# Work instructions:
Copy out the lines that have "name" in them.

# Record extracts:
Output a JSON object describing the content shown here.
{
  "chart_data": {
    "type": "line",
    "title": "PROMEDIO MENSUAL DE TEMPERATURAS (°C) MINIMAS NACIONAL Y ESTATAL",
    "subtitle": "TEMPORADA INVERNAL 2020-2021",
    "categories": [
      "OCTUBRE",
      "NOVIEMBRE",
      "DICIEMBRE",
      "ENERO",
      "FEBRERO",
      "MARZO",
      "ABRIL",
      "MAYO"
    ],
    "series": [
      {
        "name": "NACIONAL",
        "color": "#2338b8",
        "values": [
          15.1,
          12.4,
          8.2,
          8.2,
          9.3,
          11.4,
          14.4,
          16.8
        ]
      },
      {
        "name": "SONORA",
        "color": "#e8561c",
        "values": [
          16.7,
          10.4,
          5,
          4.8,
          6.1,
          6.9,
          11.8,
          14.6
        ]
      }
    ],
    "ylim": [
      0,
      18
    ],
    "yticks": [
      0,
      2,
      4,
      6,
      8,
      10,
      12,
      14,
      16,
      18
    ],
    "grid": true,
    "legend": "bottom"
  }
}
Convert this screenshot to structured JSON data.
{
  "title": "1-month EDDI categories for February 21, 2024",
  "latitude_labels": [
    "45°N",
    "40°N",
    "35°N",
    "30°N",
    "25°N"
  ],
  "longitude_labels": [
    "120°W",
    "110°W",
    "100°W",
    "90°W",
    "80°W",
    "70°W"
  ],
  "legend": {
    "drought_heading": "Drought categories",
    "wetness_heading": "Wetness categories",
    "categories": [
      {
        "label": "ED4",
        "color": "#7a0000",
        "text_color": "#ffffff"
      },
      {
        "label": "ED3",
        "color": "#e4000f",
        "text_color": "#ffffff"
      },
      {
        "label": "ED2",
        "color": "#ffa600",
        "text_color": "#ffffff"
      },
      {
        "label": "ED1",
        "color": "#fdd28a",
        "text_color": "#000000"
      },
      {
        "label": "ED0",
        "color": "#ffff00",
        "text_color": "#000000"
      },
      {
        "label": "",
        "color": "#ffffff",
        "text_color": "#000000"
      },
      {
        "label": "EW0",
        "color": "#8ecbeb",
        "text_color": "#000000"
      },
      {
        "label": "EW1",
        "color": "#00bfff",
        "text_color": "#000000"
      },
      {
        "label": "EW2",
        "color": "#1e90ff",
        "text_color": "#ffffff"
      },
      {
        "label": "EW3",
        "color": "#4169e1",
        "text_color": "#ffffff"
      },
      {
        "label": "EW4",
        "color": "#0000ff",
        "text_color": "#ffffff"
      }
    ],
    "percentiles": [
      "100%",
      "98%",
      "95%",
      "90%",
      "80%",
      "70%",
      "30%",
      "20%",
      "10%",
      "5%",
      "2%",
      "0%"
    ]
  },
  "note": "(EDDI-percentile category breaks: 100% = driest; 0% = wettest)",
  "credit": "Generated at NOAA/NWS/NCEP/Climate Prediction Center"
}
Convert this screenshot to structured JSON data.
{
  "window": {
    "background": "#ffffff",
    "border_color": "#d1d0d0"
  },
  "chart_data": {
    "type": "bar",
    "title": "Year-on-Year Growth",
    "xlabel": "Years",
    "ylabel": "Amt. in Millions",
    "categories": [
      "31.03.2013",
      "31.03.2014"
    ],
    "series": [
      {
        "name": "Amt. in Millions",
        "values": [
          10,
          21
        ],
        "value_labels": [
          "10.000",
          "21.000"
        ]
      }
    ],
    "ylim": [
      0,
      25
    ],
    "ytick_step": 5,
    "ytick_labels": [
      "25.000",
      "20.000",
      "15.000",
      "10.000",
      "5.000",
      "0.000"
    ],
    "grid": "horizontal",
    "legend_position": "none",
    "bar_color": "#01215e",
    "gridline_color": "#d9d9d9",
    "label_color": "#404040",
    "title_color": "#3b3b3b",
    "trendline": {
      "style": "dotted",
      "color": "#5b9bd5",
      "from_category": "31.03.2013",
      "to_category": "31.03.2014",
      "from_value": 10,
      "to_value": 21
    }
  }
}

# Exercise response:
        "name": "NACIONAL",
        "name": "SONORA",
        "name": "Amt. in Millions",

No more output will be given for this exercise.